▶ [DIRECTIONS]
Reproduce every entry exactly as shown.

▶ [INFORMATION SHOWN]
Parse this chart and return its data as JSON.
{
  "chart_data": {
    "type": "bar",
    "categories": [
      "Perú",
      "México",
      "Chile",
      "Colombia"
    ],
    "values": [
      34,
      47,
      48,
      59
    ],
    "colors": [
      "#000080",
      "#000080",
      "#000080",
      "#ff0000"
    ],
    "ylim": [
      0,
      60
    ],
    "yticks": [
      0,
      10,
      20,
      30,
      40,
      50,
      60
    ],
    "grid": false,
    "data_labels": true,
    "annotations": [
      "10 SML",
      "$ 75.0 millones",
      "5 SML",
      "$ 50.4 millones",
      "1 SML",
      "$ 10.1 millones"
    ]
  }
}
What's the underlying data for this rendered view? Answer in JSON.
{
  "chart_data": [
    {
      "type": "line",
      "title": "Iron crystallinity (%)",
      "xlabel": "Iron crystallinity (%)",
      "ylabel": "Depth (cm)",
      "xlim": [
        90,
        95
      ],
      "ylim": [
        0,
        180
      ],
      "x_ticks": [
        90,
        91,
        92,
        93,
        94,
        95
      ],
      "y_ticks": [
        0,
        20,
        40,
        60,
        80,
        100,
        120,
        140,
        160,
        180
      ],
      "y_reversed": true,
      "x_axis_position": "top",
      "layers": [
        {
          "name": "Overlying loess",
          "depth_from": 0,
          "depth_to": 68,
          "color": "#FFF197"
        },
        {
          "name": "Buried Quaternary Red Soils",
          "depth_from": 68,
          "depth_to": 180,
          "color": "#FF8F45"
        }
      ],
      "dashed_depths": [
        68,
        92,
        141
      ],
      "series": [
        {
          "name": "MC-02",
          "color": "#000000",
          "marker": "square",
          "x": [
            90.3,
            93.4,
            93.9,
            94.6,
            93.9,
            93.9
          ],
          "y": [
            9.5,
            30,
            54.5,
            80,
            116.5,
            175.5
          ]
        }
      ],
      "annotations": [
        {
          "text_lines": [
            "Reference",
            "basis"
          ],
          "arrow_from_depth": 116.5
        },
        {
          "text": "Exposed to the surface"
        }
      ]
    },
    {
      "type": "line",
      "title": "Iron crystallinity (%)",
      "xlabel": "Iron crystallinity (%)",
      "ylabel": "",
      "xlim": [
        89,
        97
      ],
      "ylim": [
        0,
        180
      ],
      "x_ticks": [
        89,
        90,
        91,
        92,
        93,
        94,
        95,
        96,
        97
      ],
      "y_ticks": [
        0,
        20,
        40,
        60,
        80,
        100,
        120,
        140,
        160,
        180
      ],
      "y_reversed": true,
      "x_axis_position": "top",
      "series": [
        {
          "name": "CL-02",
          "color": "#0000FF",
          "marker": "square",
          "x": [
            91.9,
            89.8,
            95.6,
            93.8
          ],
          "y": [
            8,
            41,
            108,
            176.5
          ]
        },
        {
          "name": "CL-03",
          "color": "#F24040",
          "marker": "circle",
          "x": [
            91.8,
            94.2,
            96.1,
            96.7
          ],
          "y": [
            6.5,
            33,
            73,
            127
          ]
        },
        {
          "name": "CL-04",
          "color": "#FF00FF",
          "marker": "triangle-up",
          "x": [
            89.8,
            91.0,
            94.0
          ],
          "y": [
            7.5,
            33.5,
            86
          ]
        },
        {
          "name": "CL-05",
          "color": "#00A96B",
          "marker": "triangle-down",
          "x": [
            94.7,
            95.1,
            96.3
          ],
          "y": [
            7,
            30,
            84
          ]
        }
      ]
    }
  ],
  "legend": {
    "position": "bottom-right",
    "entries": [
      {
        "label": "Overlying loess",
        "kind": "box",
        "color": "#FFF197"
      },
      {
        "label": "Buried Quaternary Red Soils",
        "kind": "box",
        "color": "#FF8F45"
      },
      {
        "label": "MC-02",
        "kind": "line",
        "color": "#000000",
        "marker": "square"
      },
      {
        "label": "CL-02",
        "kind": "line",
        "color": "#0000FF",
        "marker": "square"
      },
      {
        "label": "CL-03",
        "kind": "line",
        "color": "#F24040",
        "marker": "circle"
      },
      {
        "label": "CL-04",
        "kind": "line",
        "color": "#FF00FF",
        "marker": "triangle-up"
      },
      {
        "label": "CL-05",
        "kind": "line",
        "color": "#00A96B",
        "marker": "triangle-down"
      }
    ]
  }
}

▶ [WORKED ANSWER]
Parse this chart and return its data as JSON.
{
  "chart_data": {
    "type": "bar",
    "categories": [
      "Perú",
      "México",
      "Chile",
      "Colombia"
    ],
    "values": [
      34,
      47,
      48,
      59
    ],
    "colors": [
      "#000080",
      "#000080",
      "#000080",
      "#ff0000"
    ],
    "ylim": [
      0,
      60
    ],
    "yticks": [
      0,
      10,
      20,
      30,
      40,
      50,
      60
    ],
    "grid": false,
    "data_labels": true,
    "annotations": [
      "10 SML",
      "$ 75.0 millones",
      "5 SML",
      "$ 50.4 millones",
      "1 SML",
      "$ 10.1 millones"
    ]
  }
}
What's the underlying data for this rendered view? Answer in JSON.
{
  "chart_data": [
    {
      "type": "line",
      "title": "Iron crystallinity (%)",
      "xlabel": "Iron crystallinity (%)",
      "ylabel": "Depth (cm)",
      "xlim": [
        90,
        95
      ],
      "ylim": [
        0,
        180
      ],
      "x_ticks": [
        90,
        91,
        92,
        93,
        94,
        95
      ],
      "y_ticks": [
        0,
        20,
        40,
        60,
        80,
        100,
        120,
        140,
        160,
        180
      ],
      "y_reversed": true,
      "x_axis_position": "top",
      "layers": [
        {
          "name": "Overlying loess",
          "depth_from": 0,
          "depth_to": 68,
          "color": "#FFF197"
        },
        {
          "name": "Buried Quaternary Red Soils",
          "depth_from": 68,
          "depth_to": 180,
          "color": "#FF8F45"
        }
      ],
      "dashed_depths": [
        68,
        92,
        141
      ],
      "series": [
        {
          "name": "MC-02",
          "color": "#000000",
          "marker": "square",
          "x": [
            90.3,
            93.4,
            93.9,
            94.6,
            93.9,
            93.9
          ],
          "y": [
            9.5,
            30,
            54.5,
            80,
            116.5,
            175.5
          ]
        }
      ],
      "annotations": [
        {
          "text_lines": [
            "Reference",
            "basis"
          ],
          "arrow_from_depth": 116.5
        },
        {
          "text": "Exposed to the surface"
        }
      ]
    },
    {
      "type": "line",
      "title": "Iron crystallinity (%)",
      "xlabel": "Iron crystallinity (%)",
      "ylabel": "",
      "xlim": [
        89,
        97
      ],
      "ylim": [
        0,
        180
      ],
      "x_ticks": [
        89,
        90,
        91,
        92,
        93,
        94,
        95,
        96,
        97
      ],
      "y_ticks": [
        0,
        20,
        40,
        60,
        80,
        100,
        120,
        140,
        160,
        180
      ],
      "y_reversed": true,
      "x_axis_position": "top",
      "series": [
        {
          "name": "CL-02",
          "color": "#0000FF",
          "marker": "square",
          "x": [
            91.9,
            89.8,
            95.6,
            93.8
          ],
          "y": [
            8,
            41,
            108,
            176.5
          ]
        },
        {
          "name": "CL-03",
          "color": "#F24040",
          "marker": "circle",
          "x": [
            91.8,
            94.2,
            96.1,
            96.7
          ],
          "y": [
            6.5,
            33,
            73,
            127
          ]
        },
        {
          "name": "CL-04",
          "color": "#FF00FF",
          "marker": "triangle-up",
          "x": [
            89.8,
            91.0,
            94.0
          ],
          "y": [
            7.5,
            33.5,
            86
          ]
        },
        {
          "name": "CL-05",
          "color": "#00A96B",
          "marker": "triangle-down",
          "x": [
            94.7,
            95.1,
            96.3
          ],
          "y": [
            7,
            30,
            84
          ]
        }
      ]
    }
  ],
  "legend": {
    "position": "bottom-right",
    "entries": [
      {
        "label": "Overlying loess",
        "kind": "box",
        "color": "#FFF197"
      },
      {
        "label": "Buried Quaternary Red Soils",
        "kind": "box",
        "color": "#FF8F45"
      },
      {
        "label": "MC-02",
        "kind": "line",
        "color": "#000000",
        "marker": "square"
      },
      {
        "label": "CL-02",
        "kind": "line",
        "color": "#0000FF",
        "marker": "square"
      },
      {
        "label": "CL-03",
        "kind": "line",
        "color": "#F24040",
        "marker": "circle"
      },
      {
        "label": "CL-04",
        "kind": "line",
        "color": "#FF00FF",
        "marker": "triangle-up"
      },
      {
        "label": "CL-05",
        "kind": "line",
        "color": "#00A96B",
        "marker": "triangle-down"
      }
    ]
  }
}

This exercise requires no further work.